* _The exercise_: Keep only the lines of the listing that include the word "Πασχάλης", and copy them.

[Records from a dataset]
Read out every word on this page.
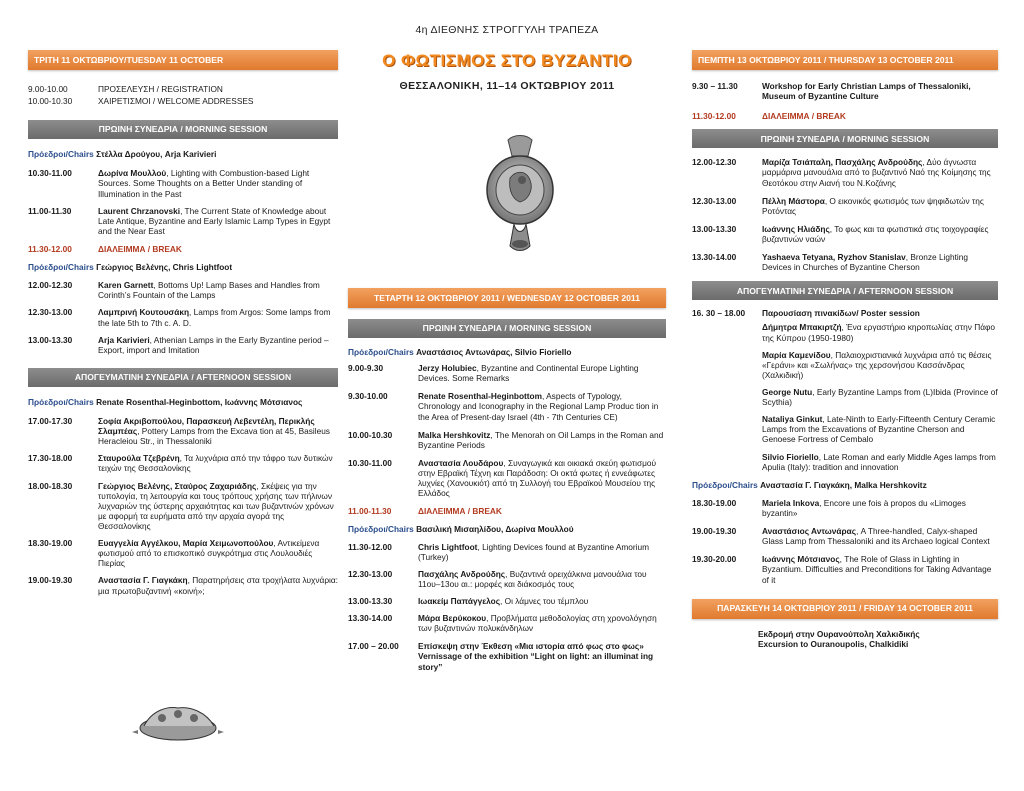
4η ΔΙΕΘΝΗΣ ΣΤΡΟΓΓΥΛΗ ΤΡΑΠΕΖΑ
Ο ΦΩΤΙΣΜΟΣ ΣΤΟ ΒΥΖΑΝΤΙΟ
ΘΕΣΣΑΛΟΝΙΚΗ, 11–14 ΟΚΤΩΒΡΙΟΥ 2011
ΤΡΙΤΗ 11 ΟΚΤΩΒΡΙΟΥ/TUESDAY 11 OCTOBER
9.00-10.00	ΠΡΟΣΕΛΕΥΣΗ / REGISTRATION
10.00-10.30	ΧΑΙΡΕΤΙΣΜΟΙ / WELCOME ADDRESSES
ΠΡΩΙΝΗ ΣΥΝΕΔΡΙΑ / MORNING SESSION
Πρόεδροι/Chairs Στέλλα Δρούγου, Arja Karivieri
10.30-11.00	Δωρίνα Μουλλού, Lighting with Combustion-based Light Sources. Some Thoughts on a Better Under standing of Illumination in the Past
11.00-11.30	Laurent Chrzanovski, The Current State of Knowledge about Late Antique, Byzantine and Early Islamic Lamp Types in Egypt and the Near East
11.30-12.00	ΔΙΑΛΕΙΜΜΑ / BREAK
Πρόεδροι/Chairs Γεώργιος Βελένης, Chris Lightfoot
12.00-12.30	Karen Garnett, Bottoms Up! Lamp Bases and Handles from Corinth’s Fountain of the Lamps
12.30-13.00	Λαμπρινή Κουτουσάκη, Lamps from Argos: Some lamps from the late 5th to 7th c. A. D.
13.00-13.30	Arja Karivieri, Athenian Lamps in the Early Byzantine period –Export, import and Imitation
ΑΠΟΓΕΥΜΑΤΙΝΗ ΣΥΝΕΔΡΙΑ / AFTERNOON SESSION
Πρόεδροι/Chairs Renate Rosenthal-Heginbottom, Ιωάννης Μότσιανος
17.00-17.30	Σοφία Ακριβοπούλου, Παρασκευή Λεβεντέλη, Περικλής Σλαμπέας, Pottery Lamps from the Excava tion at 45, Basileus Heracleiou Str., in Thessaloniki
17.30-18.00	Σταυρούλα Τζεβρένη, Τα λυχνάρια από την τάφρο των δυτικών τειχών της Θεσσαλονίκης
18.00-18.30	Γεώργιος Βελένης, Σταύρος Ζαχαριάδης, Σκέψεις για την τυπολογία, τη λειτουργία και τους τρόπους χρήσης των πήλινων λυχναριών της ύστερης αρχαιότητας και των βυζαντινών χρόνων με αφορμή τα ευρήματα από την αρχαία αγορά της Θεσσαλονίκης
18.30-19.00	Ευαγγελία Αγγέλκου, Μαρία Χειμωνοπούλου, Αντικείμενα φωτισμού από το επισκοπικό συγκρότημα στις Λουλουδιές Πιερίας
19.00-19.30	Αναστασία Γ. Γιαγκάκη, Παρατηρήσεις στα τροχήλατα λυχνάρια: μια πρωτοβυζαντινή «κοινή»;
ΤΕΤΑΡΤΗ 12 ΟΚΤΩΒΡΙΟΥ 2011 / WEDNESDAY 12 OCTOBER 2011
ΠΡΩΙΝΗ ΣΥΝΕΔΡΙΑ / MORNING SESSION
Πρόεδροι/Chairs Αναστάσιος Αντωνάρας, Silvio Fioriello
9.00-9.30	Jerzy Holubiec, Byzantine and Continental Europe Lighting Devices. Some Remarks
9.30-10.00	Renate Rosenthal-Heginbottom, Aspects of Typology, Chronology and Iconography in the Regional Lamp Produc tion in the Area of Present-day Israel (4th - 7th Centuries CE)
10.00-10.30	Malka Hershkovitz, The Menorah on Oil Lamps in the Roman and Byzantine Periods
10.30-11.00	Αναστασία Λουδάρου, Συναγωγικά και οικιακά σκεύη φωτισμού στην Εβραϊκή Τέχνη και Παράδοση: Οι οκτά φωτες ή εννεάφωτες λυχνίες (Χανουκιότ) από τη Συλλογή του Εβραϊκού Μουσείου της Ελλάδος
11.00-11.30	ΔΙΑΛΕΙΜΜΑ / BREAK
Πρόεδροι/Chairs Βασιλική Μισαηλίδου, Δωρίνα Μουλλού
11.30-12.00	Chris Lightfoot, Lighting Devices found at Byzantine Amorium (Turkey)
12.30-13.00	Πασχάλης Ανδρούδης, Βυζαντινά ορειχάλκινα μανουάλια του 11ου–13ου αι.: μορφές και διάκοσμός τους
13.00-13.30	Ιωακείμ Παπάγγελος, Οι λάμνες του τέμπλου
13.30-14.00	Μάρα Βερύκοκου, Προβλήματα μεθοδολογίας στη χρονολόγηση των βυζαντινών πολυκάνδηλων
17.00 – 20.00	Επίσκεψη στην Έκθεση «Μια ιστορία από φως στο φως» Vernissage of the exhibition “Light on light: an illuminat ing story”
ΠΕΜΠΤΗ 13 ΟΚΤΩΒΡΙΟΥ 2011 / THURSDAY 13 OCTOBER 2011
9.30 – 11.30	Workshop for Early Christian Lamps of Thessaloniki, Museum of Byzantine Culture
11.30-12.00	ΔΙΑΛΕΙΜΜΑ / BREAK
ΠΡΩΙΝΗ ΣΥΝΕΔΡΙΑ / MORNING SESSION
12.00-12.30	Μαρίζα Τσιάπαλη, Πασχάλης Ανδρούδης, Δύο άγνωστα μαρμάρινα μανουάλια από το βυζαντινό Ναό της Κοίμησης της Θεοτόκου στην Αιανή του Ν.Κοζάνης
12.30-13.00	Πέλλη Μάστορα, Ο εικονικός φωτισμός των ψηφιδωτών της Ροτόντας
13.00-13.30	Ιωάννης Ηλιάδης, Το φως και τα φωτιστικά στις τοιχογραφίες βυζαντινών ναών
13.30-14.00	Yashaeva Tetyana, Ryzhov Stanislav, Bronze Lighting Devices in Churches of Byzantine Cherson
ΑΠΟΓΕΥΜΑΤΙΝΗ ΣΥΝΕΔΡΙΑ / AFTERNOON SESSION
16. 30 – 18.00	Παρουσίαση πινακίδων/ Poster session
Δήμητρα Μπακιρτζή, Ένα εργαστήριο κηροπωλίας στην Πάφο της Κύπρου (1950-1980)
Μαρία Καμενίδου, Παλαιοχριστιανικά λυχνάρια από τις θέσεις «Γεράνι» και «Σωλήνας» της χερσονήσου Κασσάνδρας (Χαλκιδική)
George Nutu, Early Byzantine Lamps from (L)Ibida (Province of Scythia)
Nataliya Ginkut, Late-Ninth to Early-Fifteenth Century Ceramic Lamps from the Excavations of Byzantine Cherson and Genoese Fortress of Cembalo
Silvio Fioriello, Late Roman and early Middle Ages lamps from Apulia (Italy): tradition and innovation
Πρόεδροι/Chairs Αναστασία Γ. Γιαγκάκη, Malka Hershkovitz
18.30-19.00	Mariela Inkova, Encore une fois à propos du «Limoges byzantin»
19.00-19.30	Αναστάσιος Αντωνάρας, A Three-handled, Calyx-shaped Glass Lamp from Thessaloniki and its Archaeo logical Context
19.30-20.00	Ιωάννης Μότσιανος, The Role of Glass in Lighting in Byzantium. Difficulties and Preconditions for Taking Advantage of it
ΠΑΡΑΣΚΕΥΗ 14 ΟΚΤΩΒΡΙΟΥ 2011 / FRIDAY 14 OCTOBER 2011
Εκδρομή στην Ουρανούπολη Χαλκιδικής
Excursion to Ouranoupolis, Chalkidiki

* _The reply_:
12.30-13.00	Πασχάλης Ανδρούδης, Βυζαντινά ορειχάλκινα μανουάλια του 11ου–13ου αι.: μορφές και διάκοσμός τους
12.00-12.30	Μαρίζα Τσιάπαλη, Πασχάλης Ανδρούδης, Δύο άγνωστα μαρμάρινα μανουάλια από το βυζαντινό Ναό της Κοίμησης της Θεοτόκου στην Αιανή του Ν.Κοζάνης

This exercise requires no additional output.